▶ Extract provided:
++++++++
Mom Makes Unlikely Half-Court Basket 0:31

It's the shot seen around the Web.

A Minnesota mom who nailed a basketball shot at half-court has earned thousands of dollars in school tuition, social media fame, and — most importantly, she says — the chance to raise awareness about families in need of food assistance.

Angela Ramey, of Bloomington, threw the shot on Dec. 4 after a fundraiser at her 9-year-old daughter Grace's private school. The ball bounced just short of the basket, then shocked Ramey and the crowd when it sailed in after the bounce.

"I looked at the ball. I looked at the ground. I dribbled once. I closed my eyes and I said a quick prayer," Ramey told NBC News affiliate KARE in Minnesota.

Ramey's lucky bucket scored her a half-year of free tuition for Grace, worth roughly $4,000. But as someone who grew up in a house where food was scarce, the event was about so much more than that.

Earlier this month, Grace had won a competition at school by raising $1,200 for Kids Against Hunger, an organization that provides meals to local families. Using the money from the fundraiser, the entire school packed meals to dole out to Minnesota's neediest on Dec. 4.

Grace and Ramey were there as the school packed up about 41,000 meals. Afterward, Grace had the opportunity to cash in on her prize for raising the most money for the fundraiser: three throws at a half-court basketball shot to earn half of next year’s tuition.

Grace took the court, her mother by her side. At first, she was shy about making the shot, so she handed the basketball to her mother. Ramey made an attempt — and missed.

Grace took the second shot. No hoop.

When Ramey sank the third shot on the bounce, causing the crowd to erupt in cheers, both mother and daughter were in disbelief.

“I thought that I had hit the man from Kids Against Hunger,” Ramey told NBC News.

As the crowd quieted down, Ramey thanked the children for their hard work fundraising, and told them why it touched her personally.

“I wanted to tell them that service projects matter,” Ramey said. “I did not grow up in a well-off family. I understand food insecurity.”

The enthusiasm and determination that the students had for raising money to give families in need a meal was “overwhelming,” she added.

“[The project] brought me back to my childhood and what my mother went through to provide for me and my brother,” Ramey said. “Being able to [pack meals] that day was such a gift.”

Bruce Maeda, the head of school at Bethany Academy, said the Rameys have been “very humbled by this.”

He said the project "put meals right back into our community,” and said that the initial goal was to raise enough money to pack 30,000 meals.

Exceeding the goal sends a great message, he said.

“We are a small school in the suburbs. But if we can give hope and encouragement to others, that’s awesome,” Maeda said.
++++++++
▶ Supplied material:
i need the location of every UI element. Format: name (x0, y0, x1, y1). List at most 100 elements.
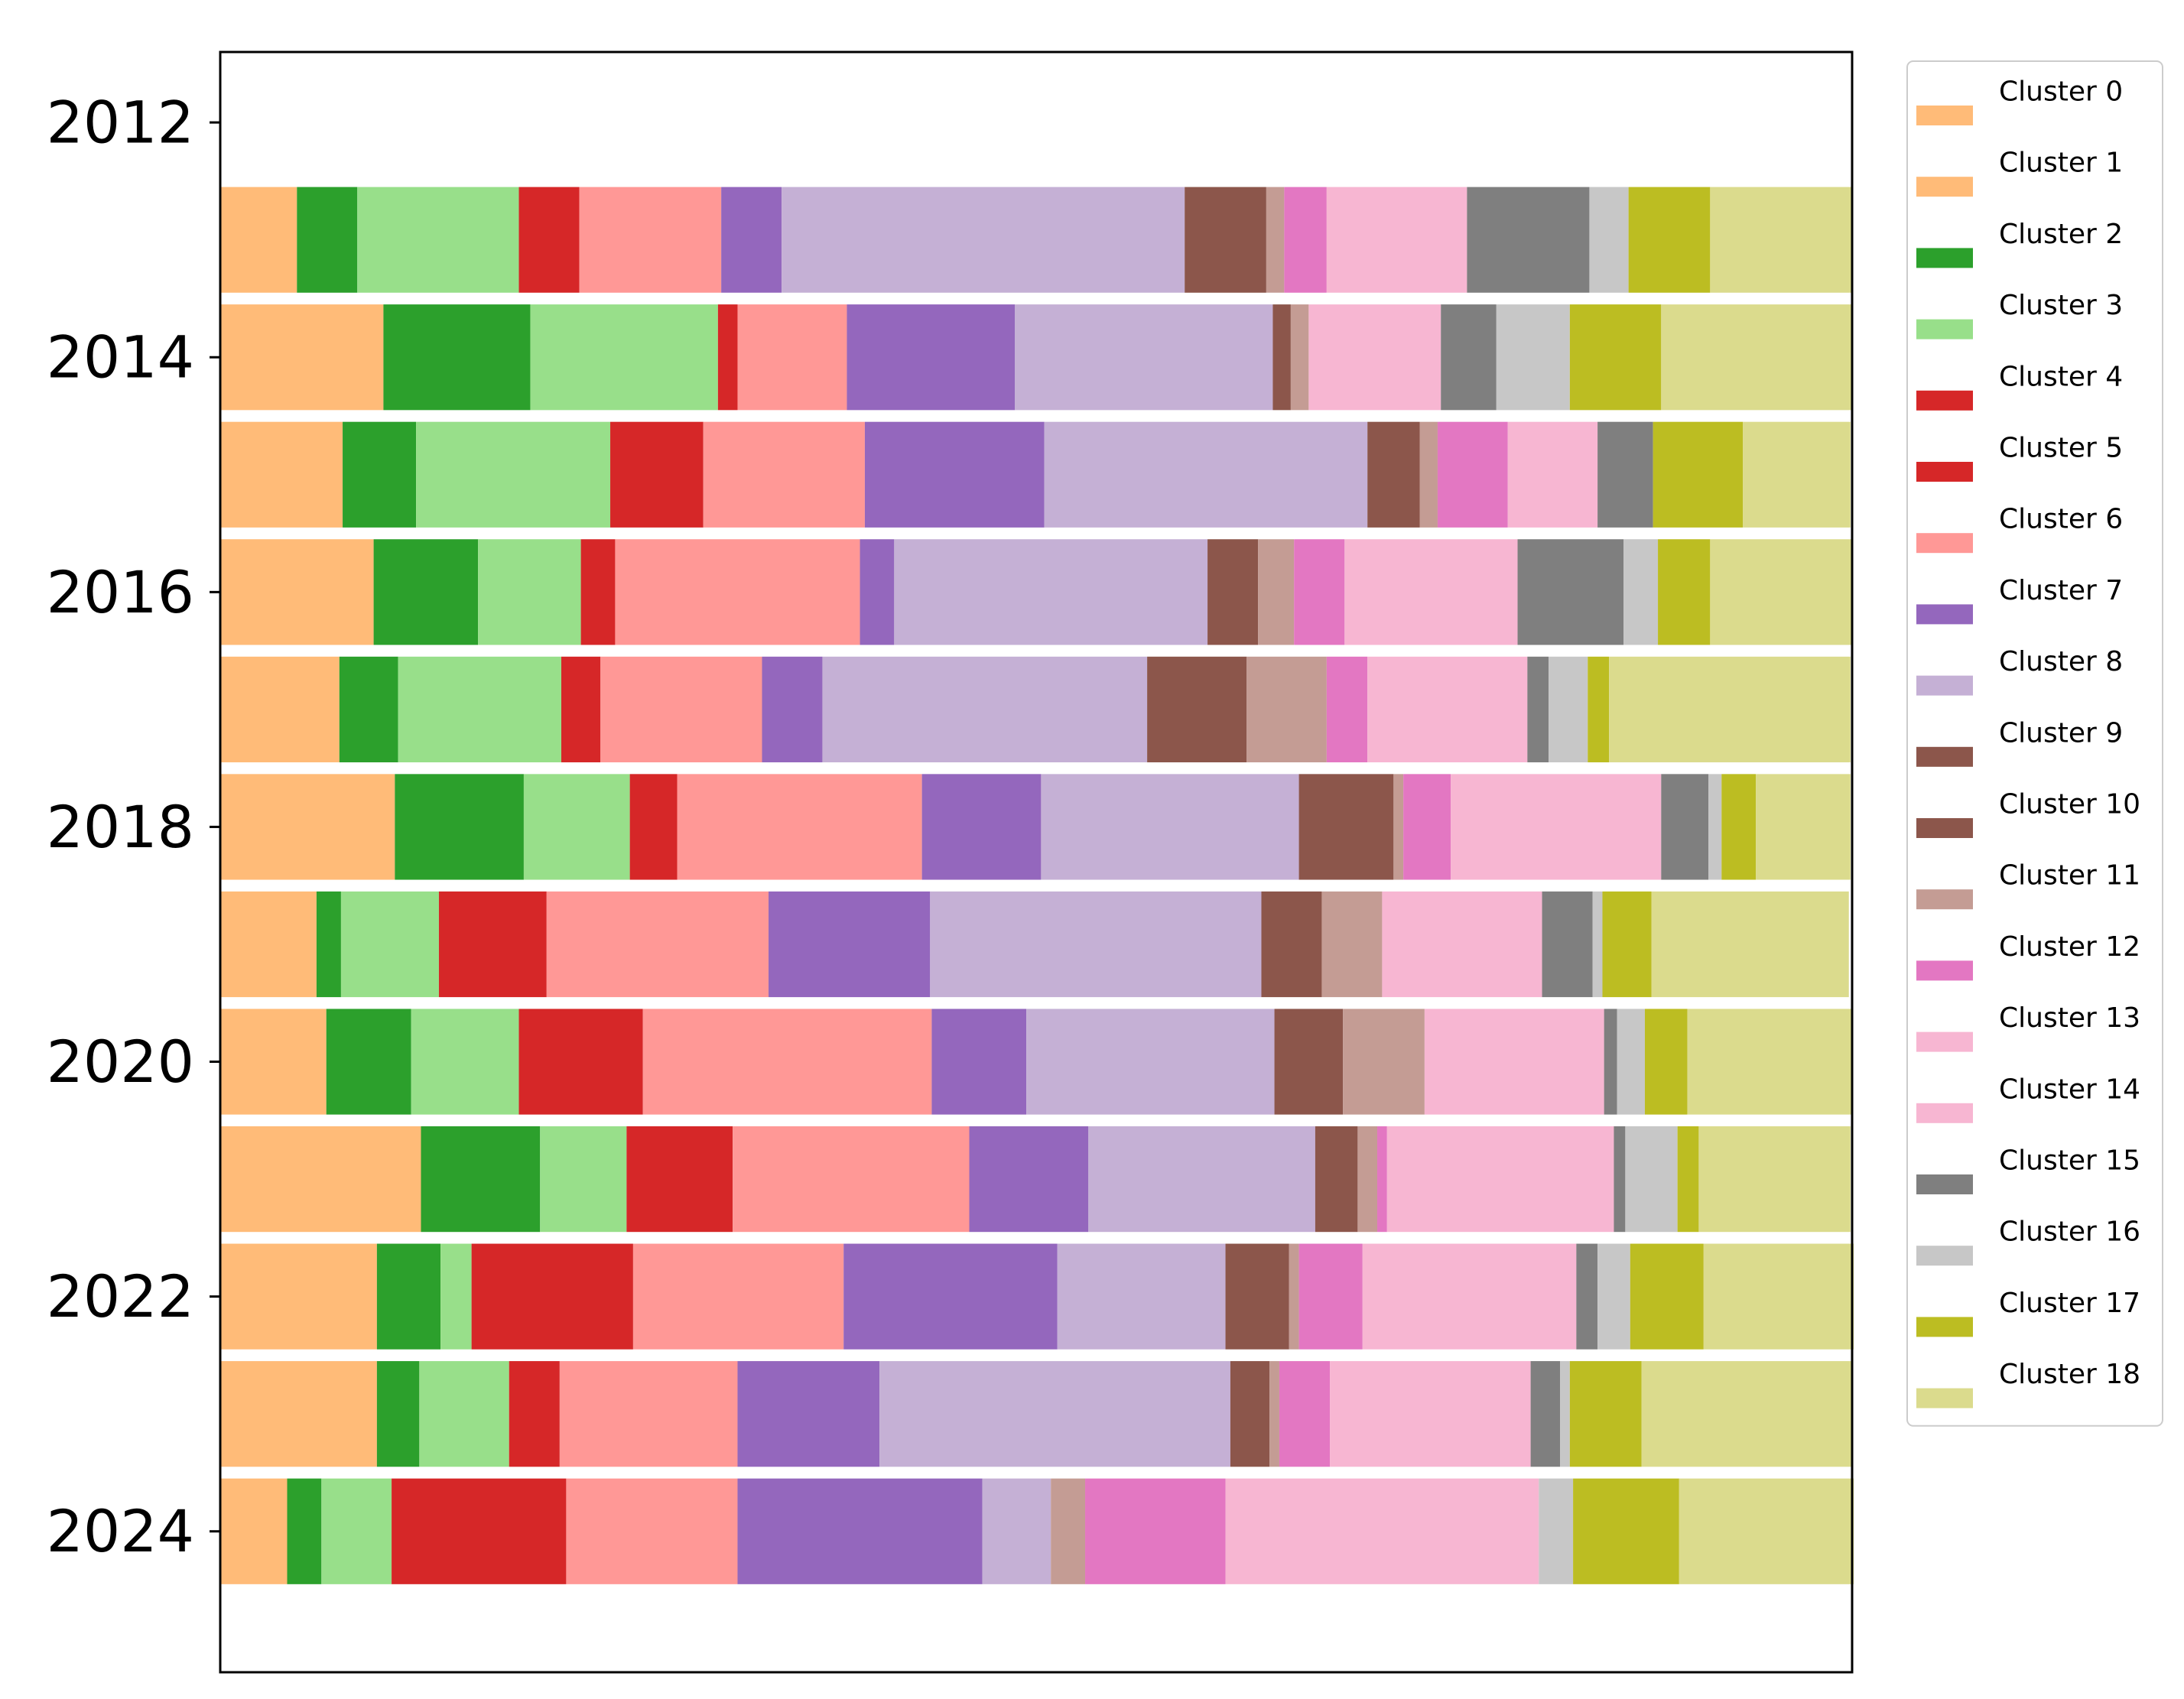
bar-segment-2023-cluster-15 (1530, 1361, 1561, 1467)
++++++++
▶ Instruction A: In the article about the half-court basket, how much money did Grace raise for Kids Against Hunger?
▶ Instruction B: Retype the passage of the half-court basket article starting at "The enthusiasm and" and ending at "pack 30,000 meals.".

▶ Final answer A: $1,200

▶ Final answer B:
The enthusiasm and determination that the students had for raising money to give families in need a meal was “overwhelming,” she added.

“[The project] brought me back to my childhood and what my mother went through to provide for me and my brother,” Ramey said. “Being able to [pack meals] that day was such a gift.”

Bruce Maeda, the head of school at Bethany Academy, said the Rameys have been “very humbled by this.”

He said the project "put meals right back into our community,” and said that the initial goal was to raise enough money to pack 30,000 meals.